— begin Material supplied —

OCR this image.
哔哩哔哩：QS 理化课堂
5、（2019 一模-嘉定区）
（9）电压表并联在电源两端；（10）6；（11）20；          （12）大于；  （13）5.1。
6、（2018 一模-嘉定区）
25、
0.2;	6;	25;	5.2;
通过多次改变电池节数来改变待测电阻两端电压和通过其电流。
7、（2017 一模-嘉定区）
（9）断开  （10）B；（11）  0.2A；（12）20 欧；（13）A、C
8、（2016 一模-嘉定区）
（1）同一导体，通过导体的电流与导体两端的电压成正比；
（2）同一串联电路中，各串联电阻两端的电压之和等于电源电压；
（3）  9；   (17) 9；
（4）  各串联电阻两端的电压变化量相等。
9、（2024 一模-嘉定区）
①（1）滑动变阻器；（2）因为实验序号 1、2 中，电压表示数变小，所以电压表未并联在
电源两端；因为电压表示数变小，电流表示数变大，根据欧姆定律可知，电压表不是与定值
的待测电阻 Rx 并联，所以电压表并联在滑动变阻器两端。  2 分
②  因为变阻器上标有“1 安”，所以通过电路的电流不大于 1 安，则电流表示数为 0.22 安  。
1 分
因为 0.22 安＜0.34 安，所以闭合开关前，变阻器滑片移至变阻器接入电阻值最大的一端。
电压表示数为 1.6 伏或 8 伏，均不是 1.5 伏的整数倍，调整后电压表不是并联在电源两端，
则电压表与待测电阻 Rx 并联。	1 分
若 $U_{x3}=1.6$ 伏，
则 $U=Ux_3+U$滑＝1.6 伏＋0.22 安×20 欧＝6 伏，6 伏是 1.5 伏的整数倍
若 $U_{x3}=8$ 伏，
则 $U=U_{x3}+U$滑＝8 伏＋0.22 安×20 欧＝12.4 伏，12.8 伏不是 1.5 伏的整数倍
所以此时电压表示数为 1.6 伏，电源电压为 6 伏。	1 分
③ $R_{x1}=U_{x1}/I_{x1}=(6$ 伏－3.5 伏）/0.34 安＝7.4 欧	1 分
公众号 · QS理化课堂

— end Material supplied —
— begin Material supplied —

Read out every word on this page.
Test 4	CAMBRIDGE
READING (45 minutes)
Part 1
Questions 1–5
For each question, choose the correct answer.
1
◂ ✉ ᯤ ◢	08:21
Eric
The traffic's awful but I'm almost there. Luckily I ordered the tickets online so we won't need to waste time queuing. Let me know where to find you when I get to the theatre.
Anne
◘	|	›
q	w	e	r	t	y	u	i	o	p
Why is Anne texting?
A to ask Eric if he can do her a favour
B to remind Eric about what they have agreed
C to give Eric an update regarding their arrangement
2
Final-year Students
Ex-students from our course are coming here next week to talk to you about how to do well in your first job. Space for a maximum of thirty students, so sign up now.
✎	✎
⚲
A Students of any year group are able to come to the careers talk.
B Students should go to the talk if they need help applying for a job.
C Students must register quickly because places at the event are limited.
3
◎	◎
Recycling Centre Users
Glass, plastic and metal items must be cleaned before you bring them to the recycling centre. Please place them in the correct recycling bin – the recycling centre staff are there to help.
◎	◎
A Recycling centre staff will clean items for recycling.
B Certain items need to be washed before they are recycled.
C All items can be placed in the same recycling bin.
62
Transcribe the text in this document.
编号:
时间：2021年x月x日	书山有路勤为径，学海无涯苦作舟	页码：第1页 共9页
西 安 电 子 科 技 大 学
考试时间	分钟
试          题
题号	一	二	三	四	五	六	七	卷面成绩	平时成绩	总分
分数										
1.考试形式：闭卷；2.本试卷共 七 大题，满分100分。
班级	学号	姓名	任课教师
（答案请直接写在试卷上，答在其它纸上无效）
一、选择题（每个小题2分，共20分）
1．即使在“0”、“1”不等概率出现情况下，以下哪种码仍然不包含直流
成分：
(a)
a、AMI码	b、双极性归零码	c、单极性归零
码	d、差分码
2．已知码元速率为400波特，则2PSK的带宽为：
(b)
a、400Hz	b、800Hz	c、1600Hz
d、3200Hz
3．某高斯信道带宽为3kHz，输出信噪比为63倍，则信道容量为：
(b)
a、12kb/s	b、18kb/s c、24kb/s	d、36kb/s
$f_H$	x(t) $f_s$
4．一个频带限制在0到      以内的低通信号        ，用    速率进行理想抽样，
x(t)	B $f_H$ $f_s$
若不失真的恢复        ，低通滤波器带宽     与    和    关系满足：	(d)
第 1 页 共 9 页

— end Material supplied —

[What is expected] All lines of the data above that include the word "staff" must be shown.

[Solution to this exercise]
Glass, plastic and metal items must be cleaned before you bring them to the recycling centre. Please place them in the correct recycling bin – the recycling centre staff are there to help.
A Recycling centre staff will clean items for recycling.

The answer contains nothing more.